(Stored data)
——
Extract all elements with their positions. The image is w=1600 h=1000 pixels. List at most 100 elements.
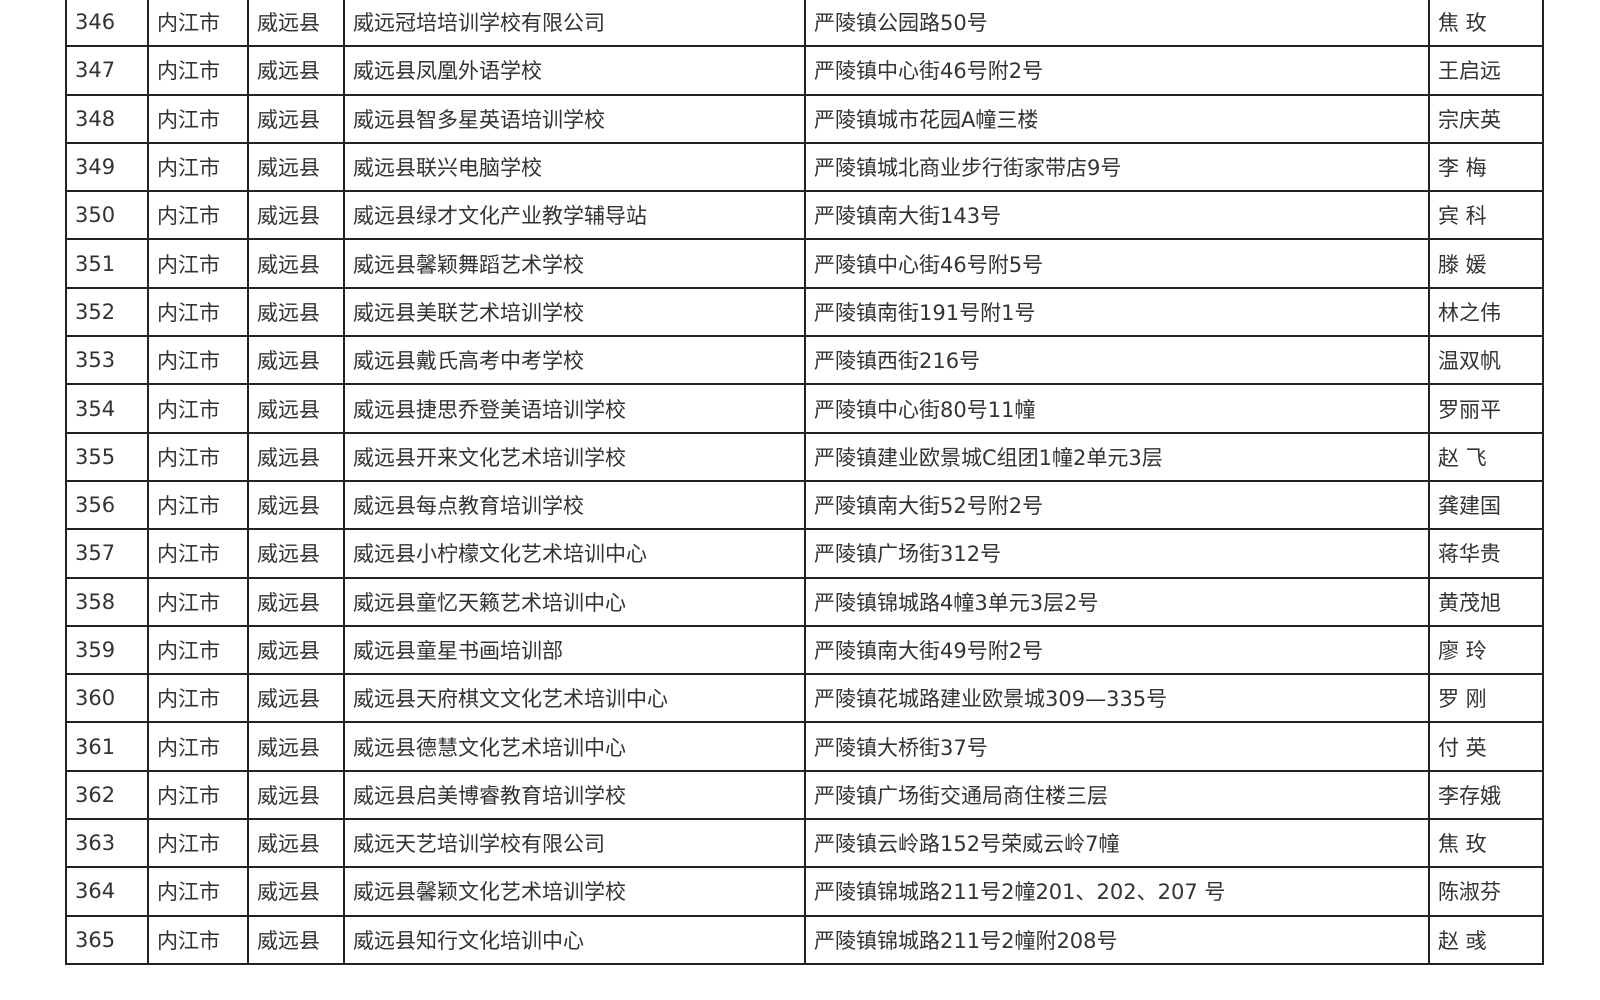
- city-cell: 内江市: [147, 673, 249, 724]
- table-row: 356 内江市 威远县 威远县每点教育培训学校 严陵镇南大街52号附2号 龚建国: [65, 479, 1544, 531]
- row-number: 347: [65, 45, 149, 96]
- contact-person-cell: 王启远: [1428, 45, 1544, 96]
- table-row: 359 内江市 威远县 威远县童星书画培训部 严陵镇南大街49号附2号廖 玲: [65, 624, 1544, 676]
- address-cell: 严陵镇南大街52号附2号: [804, 479, 1430, 531]
- address-cell: 严陵镇南大街49号附2号: [804, 624, 1430, 676]
- county-cell: 威远县: [247, 93, 345, 144]
- contact-person-cell: 李 梅: [1428, 141, 1544, 193]
- city-cell: 内江市: [147, 914, 249, 965]
- row-number: 352: [65, 286, 149, 338]
- county-cell: 威远县: [247, 528, 345, 579]
- row-number: 356: [65, 479, 149, 531]
- address-cell: 严陵镇西街216号: [804, 335, 1430, 386]
- city-cell: 内江市: [147, 479, 249, 531]
- table-row: 363 内江市 威远县 威远天艺培训学校有限公司 严陵镇云岭路152号荣威云岭7幢焦 玫: [65, 818, 1544, 869]
- school-name-cell: 威远县绿才文化产业教学辅导站: [343, 190, 806, 241]
- table-row: 355 内江市 威远县 威远县开来文化艺术培训学校 严陵镇建业欧景城C组团1幢2单元3层…: [65, 431, 1544, 482]
- contact-person-cell: 林之伟: [1428, 286, 1544, 338]
- row-number: 348: [65, 93, 149, 144]
- school-name-cell: 威远县馨颖文化艺术培训学校: [343, 866, 806, 917]
- contact-person-cell: 赵 彧: [1428, 914, 1544, 965]
- table-row: 353 内江市 威远县 威远县戴氏高考中考学校 严陵镇西街216号 温双帆: [65, 335, 1544, 386]
- address-cell: 严陵镇云岭路152号荣威云岭7幢: [804, 818, 1430, 869]
- contact-person-cell: 宾 科: [1428, 190, 1544, 241]
- county-cell: 威远县: [247, 866, 345, 917]
- school-name-cell: 威远县智多星英语培训学校: [343, 93, 806, 144]
- address-cell: 严陵镇锦城路211号2幢201、202、207 号: [804, 866, 1430, 917]
- school-name-cell: 威远县小柠檬文化艺术培训中心: [343, 528, 806, 579]
- contact-person-cell: 焦 玫: [1428, 818, 1544, 869]
- county-cell: 威远县: [247, 0, 345, 48]
- city-cell: 内江市: [147, 818, 249, 869]
- school-name-cell: 威远县每点教育培训学校: [343, 479, 806, 531]
- table-row: 358 内江市 威远县 威远县童忆天籁艺术培训中心 严陵镇锦城路4幢3单元3层2号 黄茂旭: [65, 576, 1544, 627]
- row-number: 349: [65, 141, 149, 193]
- address-cell: 严陵镇花城路建业欧景城309—335号: [804, 673, 1430, 724]
- address-cell: 严陵镇广场街312号: [804, 528, 1430, 579]
- table-row: 357 内江市 威远县 威远县小柠檬文化艺术培训中心 严陵镇广场街312号 蒋华贵: [65, 528, 1544, 579]
- row-number: 364: [65, 866, 149, 917]
- city-cell: 内江市: [147, 769, 249, 821]
- school-name-cell: 威远县凤凰外语学校: [343, 45, 806, 96]
- address-cell: 严陵镇城北商业步行街家带店9号: [804, 141, 1430, 193]
- row-number: 346: [65, 0, 149, 48]
- contact-person-cell: 宗庆英: [1428, 93, 1544, 144]
- contact-person-cell: 黄茂旭: [1428, 576, 1544, 627]
- county-cell: 威远县: [247, 45, 345, 96]
- city-cell: 内江市: [147, 190, 249, 241]
- school-name-cell: 威远县启美博睿教育培训学校: [343, 769, 806, 821]
- table-row: 364 内江市 威远县 威远县馨颖文化艺术培训学校 严陵镇锦城路211号2幢201、20…: [65, 866, 1544, 917]
- contact-person-cell: 陈淑芬: [1428, 866, 1544, 917]
- table-row: 361 内江市 威远县 威远县德慧文化艺术培训中心 严陵镇大桥街37号付 英: [65, 721, 1544, 772]
- county-cell: 威远县: [247, 673, 345, 724]
- county-cell: 威远县: [247, 431, 345, 482]
- address-cell: 严陵镇锦城路211号2幢附208号: [804, 914, 1430, 965]
- address-cell: 严陵镇锦城路4幢3单元3层2号: [804, 576, 1430, 627]
- table-row: 346 内江市 威远县 威远冠培培训学校有限公司 严陵镇公园路50号焦 玫: [65, 0, 1544, 48]
- contact-person-cell: 焦 玫: [1428, 0, 1544, 48]
- county-cell: 威远县: [247, 624, 345, 676]
- city-cell: 内江市: [147, 238, 249, 289]
- city-cell: 内江市: [147, 141, 249, 193]
- table-row: 349 内江市 威远县 威远县联兴电脑学校 严陵镇城北商业步行街家带店9号李 梅: [65, 141, 1544, 193]
- city-cell: 内江市: [147, 0, 249, 48]
- school-name-cell: 威远县戴氏高考中考学校: [343, 335, 806, 386]
- county-cell: 威远县: [247, 190, 345, 241]
- city-cell: 内江市: [147, 431, 249, 482]
- county-cell: 威远县: [247, 769, 345, 821]
- table-row: 351 内江市 威远县 威远县馨颖舞蹈艺术学校 严陵镇中心街46号附5号滕 媛: [65, 238, 1544, 289]
- county-cell: 威远县: [247, 721, 345, 772]
- county-cell: 威远县: [247, 383, 345, 434]
- school-name-cell: 威远县联兴电脑学校: [343, 141, 806, 193]
- contact-person-cell: 温双帆: [1428, 335, 1544, 386]
- city-cell: 内江市: [147, 576, 249, 627]
- school-name-cell: 威远县童星书画培训部: [343, 624, 806, 676]
- school-name-cell: 威远县知行文化培训中心: [343, 914, 806, 965]
- city-cell: 内江市: [147, 93, 249, 144]
- address-cell: 严陵镇建业欧景城C组团1幢2单元3层: [804, 431, 1430, 482]
- table-row: 347 内江市 威远县 威远县凤凰外语学校 严陵镇中心街46号附2号 王启远: [65, 45, 1544, 96]
- school-name-cell: 威远冠培培训学校有限公司: [343, 0, 806, 48]
- contact-person-cell: 廖 玲: [1428, 624, 1544, 676]
- county-cell: 威远县: [247, 914, 345, 965]
- city-cell: 内江市: [147, 624, 249, 676]
- contact-person-cell: 蒋华贵: [1428, 528, 1544, 579]
- address-cell: 严陵镇中心街80号11幢: [804, 383, 1430, 434]
- address-cell: 严陵镇中心街46号附2号: [804, 45, 1430, 96]
- city-cell: 内江市: [147, 335, 249, 386]
- row-number: 354: [65, 383, 149, 434]
- table-row: 360 内江市 威远县 威远县天府棋文文化艺术培训中心 严陵镇花城路建业欧景城309—3…: [65, 673, 1544, 724]
- row-number: 358: [65, 576, 149, 627]
- city-cell: 内江市: [147, 528, 249, 579]
- county-cell: 威远县: [247, 576, 345, 627]
- table-row: 362 内江市 威远县 威远县启美博睿教育培训学校 严陵镇广场街交通局商住楼三层 李存娥: [65, 769, 1544, 821]
- address-cell: 严陵镇南大街143号: [804, 190, 1430, 241]
- county-cell: 威远县: [247, 335, 345, 386]
- row-number: 359: [65, 624, 149, 676]
- contact-person-cell: 付 英: [1428, 721, 1544, 772]
- county-cell: 威远县: [247, 238, 345, 289]
- address-cell: 严陵镇广场街交通局商住楼三层: [804, 769, 1430, 821]
- contact-person-cell: 罗丽平: [1428, 383, 1544, 434]
- table-row: 365 内江市 威远县 威远县知行文化培训中心 严陵镇锦城路211号2幢附208号赵 彧: [65, 914, 1544, 965]
- school-name-cell: 威远县开来文化艺术培训学校: [343, 431, 806, 482]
——
__WHAT THE TASK ASKS__.
Identify every line in the stored data above that contains the string "威远县童星书画培训部", matching case, and copy each such line.

__FINISHED ANSWER__.
- table-row: 359 内江市 威远县 威远县童星书画培训部 严陵镇南大街49号附2号廖 玲: [65, 624, 1544, 676]
- school-name-cell: 威远县童星书画培训部: [343, 624, 806, 676]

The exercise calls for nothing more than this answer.